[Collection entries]
◇ ◇ ◇

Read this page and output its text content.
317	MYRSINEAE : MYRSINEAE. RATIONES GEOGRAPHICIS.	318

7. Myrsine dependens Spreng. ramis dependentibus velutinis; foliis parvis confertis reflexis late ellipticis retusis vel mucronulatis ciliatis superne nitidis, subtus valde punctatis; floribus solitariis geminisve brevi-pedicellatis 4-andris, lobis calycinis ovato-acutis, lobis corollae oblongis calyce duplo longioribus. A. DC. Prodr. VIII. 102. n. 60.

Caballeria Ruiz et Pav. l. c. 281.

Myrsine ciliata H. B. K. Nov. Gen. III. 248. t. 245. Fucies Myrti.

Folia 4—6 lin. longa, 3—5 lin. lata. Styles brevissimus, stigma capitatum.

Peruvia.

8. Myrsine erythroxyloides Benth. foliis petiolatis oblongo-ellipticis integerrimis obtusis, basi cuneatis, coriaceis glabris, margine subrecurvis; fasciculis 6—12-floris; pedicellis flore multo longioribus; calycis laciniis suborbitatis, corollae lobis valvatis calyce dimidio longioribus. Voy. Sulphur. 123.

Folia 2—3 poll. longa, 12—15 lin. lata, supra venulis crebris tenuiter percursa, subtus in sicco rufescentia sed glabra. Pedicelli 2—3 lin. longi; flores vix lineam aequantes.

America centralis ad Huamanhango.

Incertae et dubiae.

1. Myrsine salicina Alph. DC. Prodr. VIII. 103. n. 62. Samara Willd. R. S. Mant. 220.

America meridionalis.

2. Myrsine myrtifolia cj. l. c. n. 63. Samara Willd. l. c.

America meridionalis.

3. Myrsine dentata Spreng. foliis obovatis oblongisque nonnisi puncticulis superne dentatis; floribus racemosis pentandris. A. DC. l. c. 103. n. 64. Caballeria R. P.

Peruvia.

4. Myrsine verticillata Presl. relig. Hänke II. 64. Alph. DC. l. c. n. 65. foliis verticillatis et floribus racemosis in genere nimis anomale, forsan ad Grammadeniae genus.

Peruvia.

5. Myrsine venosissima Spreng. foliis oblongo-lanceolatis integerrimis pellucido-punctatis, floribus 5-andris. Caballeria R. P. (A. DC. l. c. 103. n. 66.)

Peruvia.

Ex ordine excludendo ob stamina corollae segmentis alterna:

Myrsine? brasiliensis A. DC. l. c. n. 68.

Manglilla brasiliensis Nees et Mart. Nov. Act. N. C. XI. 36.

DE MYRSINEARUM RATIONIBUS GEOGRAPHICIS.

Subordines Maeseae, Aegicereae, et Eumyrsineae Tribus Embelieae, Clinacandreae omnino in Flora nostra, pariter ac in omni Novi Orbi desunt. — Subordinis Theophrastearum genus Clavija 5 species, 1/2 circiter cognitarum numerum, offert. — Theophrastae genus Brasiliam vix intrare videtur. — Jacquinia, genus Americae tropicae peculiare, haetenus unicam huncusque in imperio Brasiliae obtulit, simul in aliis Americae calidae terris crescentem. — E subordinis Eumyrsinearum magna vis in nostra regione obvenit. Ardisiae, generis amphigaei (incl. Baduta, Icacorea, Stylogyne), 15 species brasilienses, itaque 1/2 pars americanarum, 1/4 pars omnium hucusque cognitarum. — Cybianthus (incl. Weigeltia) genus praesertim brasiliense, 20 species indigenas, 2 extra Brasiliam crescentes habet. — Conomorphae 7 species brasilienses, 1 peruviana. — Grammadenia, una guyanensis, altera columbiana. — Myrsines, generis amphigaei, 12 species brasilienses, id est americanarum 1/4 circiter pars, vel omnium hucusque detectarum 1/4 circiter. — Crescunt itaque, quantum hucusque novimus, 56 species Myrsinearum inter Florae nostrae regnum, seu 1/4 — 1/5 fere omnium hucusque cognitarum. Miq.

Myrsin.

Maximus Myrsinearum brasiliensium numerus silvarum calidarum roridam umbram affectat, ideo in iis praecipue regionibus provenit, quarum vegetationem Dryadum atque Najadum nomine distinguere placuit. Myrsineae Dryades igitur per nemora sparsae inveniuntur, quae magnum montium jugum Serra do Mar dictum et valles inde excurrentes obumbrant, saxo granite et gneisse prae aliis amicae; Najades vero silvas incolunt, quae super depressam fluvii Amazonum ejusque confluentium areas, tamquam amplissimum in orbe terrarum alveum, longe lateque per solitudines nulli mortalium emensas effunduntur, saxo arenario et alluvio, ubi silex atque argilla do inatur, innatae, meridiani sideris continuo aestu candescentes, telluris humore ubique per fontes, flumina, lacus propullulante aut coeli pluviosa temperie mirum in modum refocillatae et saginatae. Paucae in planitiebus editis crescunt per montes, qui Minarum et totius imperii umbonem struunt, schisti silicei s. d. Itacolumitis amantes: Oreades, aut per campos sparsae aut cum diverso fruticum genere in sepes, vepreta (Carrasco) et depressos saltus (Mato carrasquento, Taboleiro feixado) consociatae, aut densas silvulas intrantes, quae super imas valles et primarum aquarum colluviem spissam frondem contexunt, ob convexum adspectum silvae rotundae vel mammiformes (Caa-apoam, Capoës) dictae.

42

◇ ◇ ◇

*Stated task*
Extract the complete set of records unchanged.

*Result below*
Read this page and output its text content.
317	MYRSINEAE : MYRSINEAE. RATIONES GEOGRAPHICIS.	318

7. Myrsine dependens Spreng. ramis dependentibus velutinis; foliis parvis confertis reflexis late ellipticis retusis vel mucronulatis ciliatis superne nitidis, subtus valde punctatis; floribus solitariis geminisve brevi-pedicellatis 4-andris, lobis calycinis ovato-acutis, lobis corollae oblongis calyce duplo longioribus. A. DC. Prodr. VIII. 102. n. 60.

Caballeria Ruiz et Pav. l. c. 281.

Myrsine ciliata H. B. K. Nov. Gen. III. 248. t. 245. Fucies Myrti.

Folia 4—6 lin. longa, 3—5 lin. lata. Styles brevissimus, stigma capitatum.

Peruvia.

8. Myrsine erythroxyloides Benth. foliis petiolatis oblongo-ellipticis integerrimis obtusis, basi cuneatis, coriaceis glabris, margine subrecurvis; fasciculis 6—12-floris; pedicellis flore multo longioribus; calycis laciniis suborbitatis, corollae lobis valvatis calyce dimidio longioribus. Voy. Sulphur. 123.

Folia 2—3 poll. longa, 12—15 lin. lata, supra venulis crebris tenuiter percursa, subtus in sicco rufescentia sed glabra. Pedicelli 2—3 lin. longi; flores vix lineam aequantes.

America centralis ad Huamanhango.

Incertae et dubiae.

1. Myrsine salicina Alph. DC. Prodr. VIII. 103. n. 62. Samara Willd. R. S. Mant. 220.

America meridionalis.

2. Myrsine myrtifolia cj. l. c. n. 63. Samara Willd. l. c.

America meridionalis.

3. Myrsine dentata Spreng. foliis obovatis oblongisque nonnisi puncticulis superne dentatis; floribus racemosis pentandris. A. DC. l. c. 103. n. 64. Caballeria R. P.

Peruvia.

4. Myrsine verticillata Presl. relig. Hänke II. 64. Alph. DC. l. c. n. 65. foliis verticillatis et floribus racemosis in genere nimis anomale, forsan ad Grammadeniae genus.

Peruvia.

5. Myrsine venosissima Spreng. foliis oblongo-lanceolatis integerrimis pellucido-punctatis, floribus 5-andris. Caballeria R. P. (A. DC. l. c. 103. n. 66.)

Peruvia.

Ex ordine excludendo ob stamina corollae segmentis alterna:

Myrsine? brasiliensis A. DC. l. c. n. 68.

Manglilla brasiliensis Nees et Mart. Nov. Act. N. C. XI. 36.

DE MYRSINEARUM RATIONIBUS GEOGRAPHICIS.

Subordines Maeseae, Aegicereae, et Eumyrsineae Tribus Embelieae, Clinacandreae omnino in Flora nostra, pariter ac in omni Novi Orbi desunt. — Subordinis Theophrastearum genus Clavija 5 species, 1/2 circiter cognitarum numerum, offert. — Theophrastae genus Brasiliam vix intrare videtur. — Jacquinia, genus Americae tropicae peculiare, haetenus unicam huncusque in imperio Brasiliae obtulit, simul in aliis Americae calidae terris crescentem. — E subordinis Eumyrsinearum magna vis in nostra regione obvenit. Ardisiae, generis amphigaei (incl. Baduta, Icacorea, Stylogyne), 15 species brasilienses, itaque 1/2 pars americanarum, 1/4 pars omnium hucusque cognitarum. — Cybianthus (incl. Weigeltia) genus praesertim brasiliense, 20 species indigenas, 2 extra Brasiliam crescentes habet. — Conomorphae 7 species brasilienses, 1 peruviana. — Grammadenia, una guyanensis, altera columbiana. — Myrsines, generis amphigaei, 12 species brasilienses, id est americanarum 1/4 circiter pars, vel omnium hucusque detectarum 1/4 circiter. — Crescunt itaque, quantum hucusque novimus, 56 species Myrsinearum inter Florae nostrae regnum, seu 1/4 — 1/5 fere omnium hucusque cognitarum. Miq.

Myrsin.

Maximus Myrsinearum brasiliensium numerus silvarum calidarum roridam umbram affectat, ideo in iis praecipue regionibus provenit, quarum vegetationem Dryadum atque Najadum nomine distinguere placuit. Myrsineae Dryades igitur per nemora sparsae inveniuntur, quae magnum montium jugum Serra do Mar dictum et valles inde excurrentes obumbrant, saxo granite et gneisse prae aliis amicae; Najades vero silvas incolunt, quae super depressam fluvii Amazonum ejusque confluentium areas, tamquam amplissimum in orbe terrarum alveum, longe lateque per solitudines nulli mortalium emensas effunduntur, saxo arenario et alluvio, ubi silex atque argilla do inatur, innatae, meridiani sideris continuo aestu candescentes, telluris humore ubique per fontes, flumina, lacus propullulante aut coeli pluviosa temperie mirum in modum refocillatae et saginatae. Paucae in planitiebus editis crescunt per montes, qui Minarum et totius imperii umbonem struunt, schisti silicei s. d. Itacolumitis amantes: Oreades, aut per campos sparsae aut cum diverso fruticum genere in sepes, vepreta (Carrasco) et depressos saltus (Mato carrasquento, Taboleiro feixado) consociatae, aut densas silvulas intrantes, quae super imas valles et primarum aquarum colluviem spissam frondem contexunt, ob convexum adspectum silvae rotundae vel mammiformes (Caa-apoam, Capoës) dictae.

42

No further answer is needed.